* _Task instructions_: Pull out each line of the records holding the string "From".

* _Stored data_:
▬▬▬▬▬▬▬▬▬▬

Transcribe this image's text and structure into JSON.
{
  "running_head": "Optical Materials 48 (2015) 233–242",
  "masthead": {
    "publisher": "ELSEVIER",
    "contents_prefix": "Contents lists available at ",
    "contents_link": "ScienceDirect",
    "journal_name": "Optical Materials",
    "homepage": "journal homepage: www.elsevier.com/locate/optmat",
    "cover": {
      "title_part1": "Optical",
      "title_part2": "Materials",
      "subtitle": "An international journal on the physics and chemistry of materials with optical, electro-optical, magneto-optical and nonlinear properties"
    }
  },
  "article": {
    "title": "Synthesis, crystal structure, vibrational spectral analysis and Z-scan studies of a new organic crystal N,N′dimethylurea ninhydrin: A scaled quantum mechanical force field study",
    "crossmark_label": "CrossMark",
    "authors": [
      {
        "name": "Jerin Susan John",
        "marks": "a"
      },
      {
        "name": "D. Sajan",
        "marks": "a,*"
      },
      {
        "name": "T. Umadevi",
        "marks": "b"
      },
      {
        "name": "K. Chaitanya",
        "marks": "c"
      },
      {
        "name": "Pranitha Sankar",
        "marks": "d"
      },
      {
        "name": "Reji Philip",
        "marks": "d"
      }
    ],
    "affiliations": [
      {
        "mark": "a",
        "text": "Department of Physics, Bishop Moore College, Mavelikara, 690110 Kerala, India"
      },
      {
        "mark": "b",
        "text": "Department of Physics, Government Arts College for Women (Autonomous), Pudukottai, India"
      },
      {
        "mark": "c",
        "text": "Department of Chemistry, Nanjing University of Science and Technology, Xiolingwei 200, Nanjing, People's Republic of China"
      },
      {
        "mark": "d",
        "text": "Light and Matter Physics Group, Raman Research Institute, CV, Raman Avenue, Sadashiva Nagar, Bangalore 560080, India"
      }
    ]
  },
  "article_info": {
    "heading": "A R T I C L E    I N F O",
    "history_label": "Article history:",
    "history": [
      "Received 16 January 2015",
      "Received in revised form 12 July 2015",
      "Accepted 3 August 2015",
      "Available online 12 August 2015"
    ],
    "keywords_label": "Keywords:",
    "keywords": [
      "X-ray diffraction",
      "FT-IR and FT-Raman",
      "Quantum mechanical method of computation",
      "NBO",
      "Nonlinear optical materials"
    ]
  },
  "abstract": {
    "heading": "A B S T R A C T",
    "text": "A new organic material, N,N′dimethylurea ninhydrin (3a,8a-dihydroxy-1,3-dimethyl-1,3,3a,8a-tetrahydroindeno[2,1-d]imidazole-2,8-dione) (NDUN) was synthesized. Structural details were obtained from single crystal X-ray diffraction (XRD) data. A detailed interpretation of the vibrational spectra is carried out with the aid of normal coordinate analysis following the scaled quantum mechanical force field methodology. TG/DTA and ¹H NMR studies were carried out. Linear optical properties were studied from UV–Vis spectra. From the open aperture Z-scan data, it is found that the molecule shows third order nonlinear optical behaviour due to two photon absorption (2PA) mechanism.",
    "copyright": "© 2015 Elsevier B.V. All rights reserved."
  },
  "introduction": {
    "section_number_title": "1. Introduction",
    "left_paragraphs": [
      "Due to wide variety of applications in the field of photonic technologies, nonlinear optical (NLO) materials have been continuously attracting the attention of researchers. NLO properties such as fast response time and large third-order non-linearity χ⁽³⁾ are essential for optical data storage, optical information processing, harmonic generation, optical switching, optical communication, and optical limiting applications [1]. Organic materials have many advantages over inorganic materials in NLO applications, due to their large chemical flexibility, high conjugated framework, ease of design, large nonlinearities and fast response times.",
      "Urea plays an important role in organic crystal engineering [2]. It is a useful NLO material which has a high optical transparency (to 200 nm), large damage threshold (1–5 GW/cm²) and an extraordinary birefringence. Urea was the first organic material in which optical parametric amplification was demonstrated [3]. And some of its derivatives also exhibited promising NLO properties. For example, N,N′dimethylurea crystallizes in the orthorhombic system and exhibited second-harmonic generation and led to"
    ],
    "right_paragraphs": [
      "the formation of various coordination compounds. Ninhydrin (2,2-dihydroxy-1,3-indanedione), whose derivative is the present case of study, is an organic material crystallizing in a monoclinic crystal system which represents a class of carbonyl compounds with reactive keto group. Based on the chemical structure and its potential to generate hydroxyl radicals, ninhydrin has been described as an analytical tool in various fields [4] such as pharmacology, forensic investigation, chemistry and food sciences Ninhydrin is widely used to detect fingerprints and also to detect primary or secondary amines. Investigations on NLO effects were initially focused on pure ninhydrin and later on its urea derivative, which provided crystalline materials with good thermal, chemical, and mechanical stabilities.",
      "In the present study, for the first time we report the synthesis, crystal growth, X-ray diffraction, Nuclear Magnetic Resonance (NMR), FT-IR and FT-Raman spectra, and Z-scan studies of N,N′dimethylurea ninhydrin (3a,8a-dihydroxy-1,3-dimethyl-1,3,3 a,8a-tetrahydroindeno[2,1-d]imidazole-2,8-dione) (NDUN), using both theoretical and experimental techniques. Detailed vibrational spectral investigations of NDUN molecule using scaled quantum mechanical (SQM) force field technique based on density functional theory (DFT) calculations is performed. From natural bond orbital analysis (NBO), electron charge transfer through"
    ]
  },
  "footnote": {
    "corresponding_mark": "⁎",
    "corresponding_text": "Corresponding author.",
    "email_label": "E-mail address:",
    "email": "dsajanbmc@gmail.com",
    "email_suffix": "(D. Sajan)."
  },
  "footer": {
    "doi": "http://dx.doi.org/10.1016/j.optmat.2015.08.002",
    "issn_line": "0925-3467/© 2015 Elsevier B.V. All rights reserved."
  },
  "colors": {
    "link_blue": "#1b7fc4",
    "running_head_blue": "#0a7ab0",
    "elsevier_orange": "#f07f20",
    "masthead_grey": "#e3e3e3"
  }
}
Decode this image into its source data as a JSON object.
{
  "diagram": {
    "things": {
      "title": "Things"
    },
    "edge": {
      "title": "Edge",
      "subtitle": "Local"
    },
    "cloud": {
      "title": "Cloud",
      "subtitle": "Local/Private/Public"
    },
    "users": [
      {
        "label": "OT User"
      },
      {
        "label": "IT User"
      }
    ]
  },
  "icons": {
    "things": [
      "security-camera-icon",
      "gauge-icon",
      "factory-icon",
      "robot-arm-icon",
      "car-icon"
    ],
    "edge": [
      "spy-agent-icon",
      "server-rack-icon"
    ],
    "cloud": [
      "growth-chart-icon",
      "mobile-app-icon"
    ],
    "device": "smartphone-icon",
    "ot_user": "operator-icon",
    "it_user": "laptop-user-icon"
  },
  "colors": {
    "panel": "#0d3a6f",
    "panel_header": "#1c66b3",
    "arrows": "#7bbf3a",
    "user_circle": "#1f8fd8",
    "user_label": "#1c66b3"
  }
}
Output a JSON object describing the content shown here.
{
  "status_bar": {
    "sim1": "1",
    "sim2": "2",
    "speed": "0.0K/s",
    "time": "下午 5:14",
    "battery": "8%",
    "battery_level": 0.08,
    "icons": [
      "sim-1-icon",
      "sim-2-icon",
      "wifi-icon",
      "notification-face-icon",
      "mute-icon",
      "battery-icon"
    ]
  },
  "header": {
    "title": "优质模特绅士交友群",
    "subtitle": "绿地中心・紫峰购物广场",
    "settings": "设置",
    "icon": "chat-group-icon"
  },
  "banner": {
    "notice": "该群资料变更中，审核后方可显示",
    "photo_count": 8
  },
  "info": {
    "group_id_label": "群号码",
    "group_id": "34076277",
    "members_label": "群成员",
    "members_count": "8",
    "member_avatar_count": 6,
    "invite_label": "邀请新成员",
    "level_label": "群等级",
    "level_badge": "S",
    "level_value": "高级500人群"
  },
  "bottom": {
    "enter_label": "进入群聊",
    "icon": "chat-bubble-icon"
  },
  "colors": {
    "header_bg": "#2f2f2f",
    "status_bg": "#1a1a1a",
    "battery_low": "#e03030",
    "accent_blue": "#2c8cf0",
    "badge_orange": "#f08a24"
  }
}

▬▬▬▬▬▬▬▬▬▬

* _Solved problem_:
    "text": "A new organic material, N,N′dimethylurea ninhydrin (3a,8a-dihydroxy-1,3-dimethyl-1,3,3a,8a-tetrahydroindeno[2,1-d]imidazole-2,8-dione) (NDUN) was synthesized. Structural details were obtained from single crystal X-ray diffraction (XRD) data. A detailed interpretation of the vibrational spectra is carried out with the aid of normal coordinate analysis following the scaled quantum mechanical force field methodology. TG/DTA and ¹H NMR studies were carried out. Linear optical properties were studied from UV–Vis spectra. From the open aperture Z-scan data, it is found that the molecule shows third order nonlinear optical behaviour due to two photon absorption (2PA) mechanism.",
      "In the present study, for the first time we report the synthesis, crystal growth, X-ray diffraction, Nuclear Magnetic Resonance (NMR), FT-IR and FT-Raman spectra, and Z-scan studies of N,N′dimethylurea ninhydrin (3a,8a-dihydroxy-1,3-dimethyl-1,3,3 a,8a-tetrahydroindeno[2,1-d]imidazole-2,8-dione) (NDUN), using both theoretical and experimental techniques. Detailed vibrational spectral investigations of NDUN molecule using scaled quantum mechanical (SQM) force field technique based on density functional theory (DFT) calculations is performed. From natural bond orbital analysis (NBO), electron charge transfer through"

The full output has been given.